**Written task**
In the material below, list every line carrying the string "What".

**Provided data**
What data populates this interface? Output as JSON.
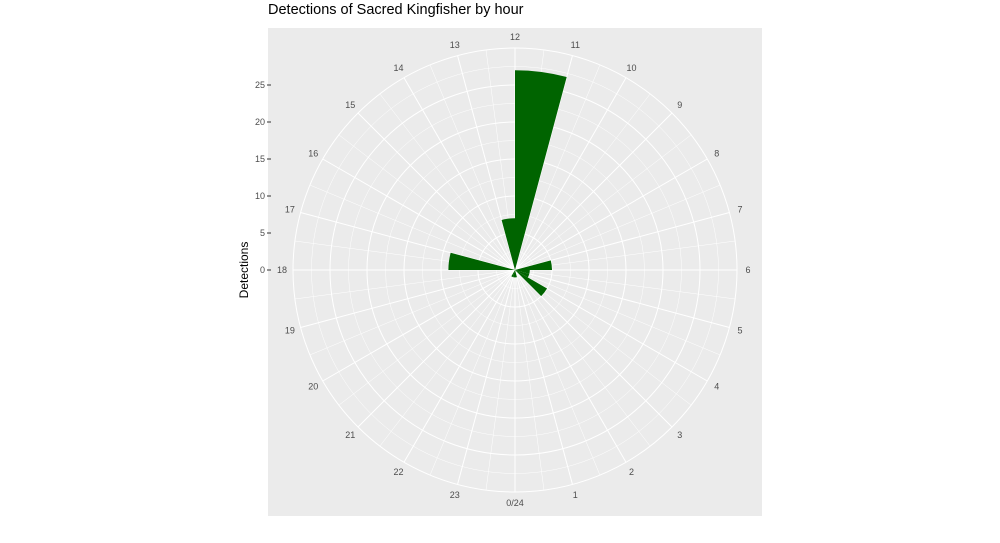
{
  "chart_data": {
    "type": "bar",
    "coord": "polar",
    "title": "Detections of Sacred Kingfisher by hour",
    "ylabel": "Detections",
    "xlabel": "",
    "ylim": [
      0,
      30
    ],
    "yticks": [
      0,
      5,
      10,
      15,
      20,
      25
    ],
    "categories": [
      "0/24",
      "1",
      "2",
      "3",
      "4",
      "5",
      "6",
      "7",
      "8",
      "9",
      "10",
      "11",
      "12",
      "13",
      "14",
      "15",
      "16",
      "17",
      "18",
      "19",
      "20",
      "21",
      "22",
      "23"
    ],
    "values": [
      1,
      1,
      0,
      0,
      5,
      2,
      2,
      5,
      0,
      0,
      0,
      0,
      27,
      7,
      0,
      0,
      0,
      0,
      9,
      0,
      0,
      0,
      0,
      1
    ],
    "bar_color": "#006400",
    "panel_color": "#ebebeb",
    "grid_color": "#ffffff",
    "grid": true
  }
}
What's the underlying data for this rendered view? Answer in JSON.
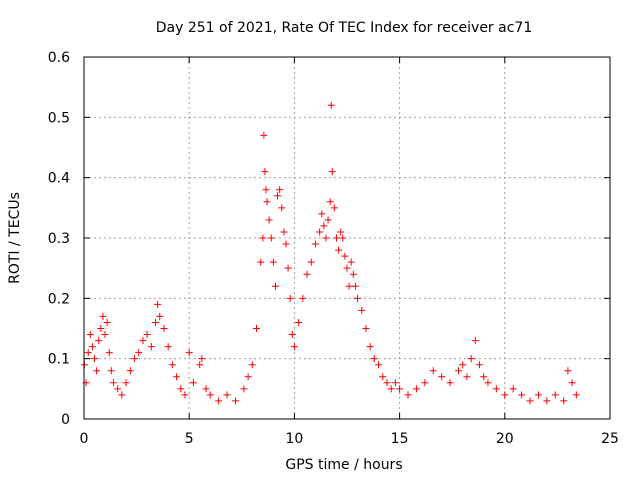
{
  "chart_data": {
    "type": "scatter",
    "title": "Day 251 of 2021, Rate Of TEC Index for receiver ac71",
    "xlabel": "GPS time / hours",
    "ylabel": "ROTI / TECUs",
    "xlim": [
      0,
      25
    ],
    "ylim": [
      0,
      0.6
    ],
    "xticks": [
      "0",
      "5",
      "10",
      "15",
      "20",
      "25"
    ],
    "yticks": [
      "0",
      "0.1",
      "0.2",
      "0.3",
      "0.4",
      "0.5",
      "0.6"
    ],
    "grid": true,
    "marker": "plus",
    "color": "#ff0000",
    "series": [
      {
        "x": [
          0.02,
          0.1,
          0.2,
          0.3,
          0.4,
          0.5,
          0.6,
          0.7,
          0.8,
          0.9,
          1.0,
          1.1,
          1.2,
          1.3,
          1.4,
          1.6,
          1.8,
          2.0,
          2.2,
          2.4,
          2.6,
          2.8,
          3.0,
          3.2,
          3.4,
          3.5,
          3.6,
          3.8,
          4.0,
          4.2,
          4.4,
          4.6,
          4.8,
          5.0,
          5.2,
          5.5,
          5.6,
          5.8,
          6.0,
          6.4,
          6.8,
          7.2,
          7.6,
          7.8,
          8.0,
          8.2,
          8.4,
          8.5,
          8.55,
          8.6,
          8.65,
          8.7,
          8.8,
          8.9,
          9.0,
          9.1,
          9.2,
          9.3,
          9.4,
          9.5,
          9.6,
          9.7,
          9.8,
          9.9,
          10.0,
          10.2,
          10.4,
          10.6,
          10.8,
          11.0,
          11.2,
          11.3,
          11.4,
          11.5,
          11.6,
          11.7,
          11.75,
          11.8,
          11.9,
          12.0,
          12.1,
          12.2,
          12.3,
          12.4,
          12.5,
          12.6,
          12.7,
          12.8,
          12.9,
          13.0,
          13.2,
          13.4,
          13.6,
          13.8,
          14.0,
          14.2,
          14.4,
          14.6,
          14.8,
          15.0,
          15.4,
          15.8,
          16.2,
          16.6,
          17.0,
          17.4,
          17.8,
          18.0,
          18.2,
          18.4,
          18.6,
          18.8,
          19.0,
          19.2,
          19.6,
          20.0,
          20.4,
          20.8,
          21.2,
          21.6,
          22.0,
          22.4,
          22.8,
          23.0,
          23.2,
          23.4
        ],
        "y": [
          0.09,
          0.06,
          0.11,
          0.14,
          0.12,
          0.1,
          0.08,
          0.13,
          0.15,
          0.17,
          0.14,
          0.16,
          0.11,
          0.08,
          0.06,
          0.05,
          0.04,
          0.06,
          0.08,
          0.1,
          0.11,
          0.13,
          0.14,
          0.12,
          0.16,
          0.19,
          0.17,
          0.15,
          0.12,
          0.09,
          0.07,
          0.05,
          0.04,
          0.11,
          0.06,
          0.09,
          0.1,
          0.05,
          0.04,
          0.03,
          0.04,
          0.03,
          0.05,
          0.07,
          0.09,
          0.15,
          0.26,
          0.3,
          0.47,
          0.41,
          0.38,
          0.36,
          0.33,
          0.3,
          0.26,
          0.22,
          0.37,
          0.38,
          0.35,
          0.31,
          0.29,
          0.25,
          0.2,
          0.14,
          0.12,
          0.16,
          0.2,
          0.24,
          0.26,
          0.29,
          0.31,
          0.34,
          0.32,
          0.3,
          0.33,
          0.36,
          0.52,
          0.41,
          0.35,
          0.3,
          0.28,
          0.31,
          0.3,
          0.27,
          0.25,
          0.22,
          0.26,
          0.24,
          0.22,
          0.2,
          0.18,
          0.15,
          0.12,
          0.1,
          0.09,
          0.07,
          0.06,
          0.05,
          0.06,
          0.05,
          0.04,
          0.05,
          0.06,
          0.08,
          0.07,
          0.06,
          0.08,
          0.09,
          0.07,
          0.1,
          0.13,
          0.09,
          0.07,
          0.06,
          0.05,
          0.04,
          0.05,
          0.04,
          0.03,
          0.04,
          0.03,
          0.04,
          0.03,
          0.08,
          0.06,
          0.04
        ]
      }
    ]
  }
}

**Answer to this exercise**
What data populates this interface? Output as JSON.
What's the underlying data for this rendered view? Answer in JSON.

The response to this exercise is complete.